Problem to work on
Locate the lines that hold the string "this". Copy every such line.

[Extracted data entries]
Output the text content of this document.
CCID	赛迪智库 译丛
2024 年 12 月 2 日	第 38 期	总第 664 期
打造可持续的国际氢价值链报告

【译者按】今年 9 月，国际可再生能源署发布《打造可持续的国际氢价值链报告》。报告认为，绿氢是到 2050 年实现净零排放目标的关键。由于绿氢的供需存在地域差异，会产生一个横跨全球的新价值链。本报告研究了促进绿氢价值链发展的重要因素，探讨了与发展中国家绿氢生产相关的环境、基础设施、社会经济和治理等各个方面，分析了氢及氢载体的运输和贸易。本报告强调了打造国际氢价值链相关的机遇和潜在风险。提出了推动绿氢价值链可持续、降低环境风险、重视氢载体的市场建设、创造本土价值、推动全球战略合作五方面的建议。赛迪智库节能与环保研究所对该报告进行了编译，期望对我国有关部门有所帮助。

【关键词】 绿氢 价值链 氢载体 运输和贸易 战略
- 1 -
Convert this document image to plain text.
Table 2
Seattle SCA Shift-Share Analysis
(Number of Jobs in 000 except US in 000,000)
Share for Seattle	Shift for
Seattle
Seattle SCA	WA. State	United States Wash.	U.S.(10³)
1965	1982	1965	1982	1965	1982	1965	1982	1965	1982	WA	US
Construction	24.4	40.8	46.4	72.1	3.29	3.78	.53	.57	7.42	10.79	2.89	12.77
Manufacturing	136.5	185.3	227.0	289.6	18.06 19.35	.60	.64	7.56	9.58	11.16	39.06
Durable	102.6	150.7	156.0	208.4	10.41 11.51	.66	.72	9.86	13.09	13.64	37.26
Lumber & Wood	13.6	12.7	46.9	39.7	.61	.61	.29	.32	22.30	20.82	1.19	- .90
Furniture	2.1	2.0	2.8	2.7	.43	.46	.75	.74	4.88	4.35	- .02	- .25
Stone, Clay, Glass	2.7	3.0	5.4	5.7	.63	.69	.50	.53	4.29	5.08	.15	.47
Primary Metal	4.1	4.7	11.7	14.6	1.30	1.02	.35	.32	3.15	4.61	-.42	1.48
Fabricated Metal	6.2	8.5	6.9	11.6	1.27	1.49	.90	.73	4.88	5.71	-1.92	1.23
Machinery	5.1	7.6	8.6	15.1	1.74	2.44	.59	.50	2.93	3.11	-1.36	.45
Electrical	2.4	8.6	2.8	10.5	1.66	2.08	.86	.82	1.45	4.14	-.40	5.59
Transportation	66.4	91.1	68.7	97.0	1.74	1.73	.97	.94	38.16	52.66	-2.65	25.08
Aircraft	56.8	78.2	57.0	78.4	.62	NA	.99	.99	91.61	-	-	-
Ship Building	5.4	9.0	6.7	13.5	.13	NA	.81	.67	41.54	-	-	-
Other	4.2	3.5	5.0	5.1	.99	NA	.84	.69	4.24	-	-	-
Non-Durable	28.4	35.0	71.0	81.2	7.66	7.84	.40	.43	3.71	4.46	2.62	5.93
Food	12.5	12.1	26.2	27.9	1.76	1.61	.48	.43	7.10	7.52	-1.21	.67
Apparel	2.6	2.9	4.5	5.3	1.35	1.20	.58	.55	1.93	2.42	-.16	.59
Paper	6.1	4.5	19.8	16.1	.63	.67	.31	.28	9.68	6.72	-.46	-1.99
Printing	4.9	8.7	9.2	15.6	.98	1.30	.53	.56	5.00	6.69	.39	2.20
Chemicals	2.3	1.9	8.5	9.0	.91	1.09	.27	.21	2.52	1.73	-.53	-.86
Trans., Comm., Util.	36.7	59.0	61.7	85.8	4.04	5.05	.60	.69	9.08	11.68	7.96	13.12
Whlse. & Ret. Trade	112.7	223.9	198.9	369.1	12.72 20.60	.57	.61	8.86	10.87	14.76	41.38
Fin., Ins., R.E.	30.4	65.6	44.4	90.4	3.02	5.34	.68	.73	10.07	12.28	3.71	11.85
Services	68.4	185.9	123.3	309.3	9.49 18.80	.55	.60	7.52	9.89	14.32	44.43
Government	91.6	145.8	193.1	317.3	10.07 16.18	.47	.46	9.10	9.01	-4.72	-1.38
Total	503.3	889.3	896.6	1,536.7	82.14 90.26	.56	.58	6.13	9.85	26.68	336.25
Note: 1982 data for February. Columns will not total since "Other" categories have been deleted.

Task output
Output the text content of this document.
Convert this document image to plain text.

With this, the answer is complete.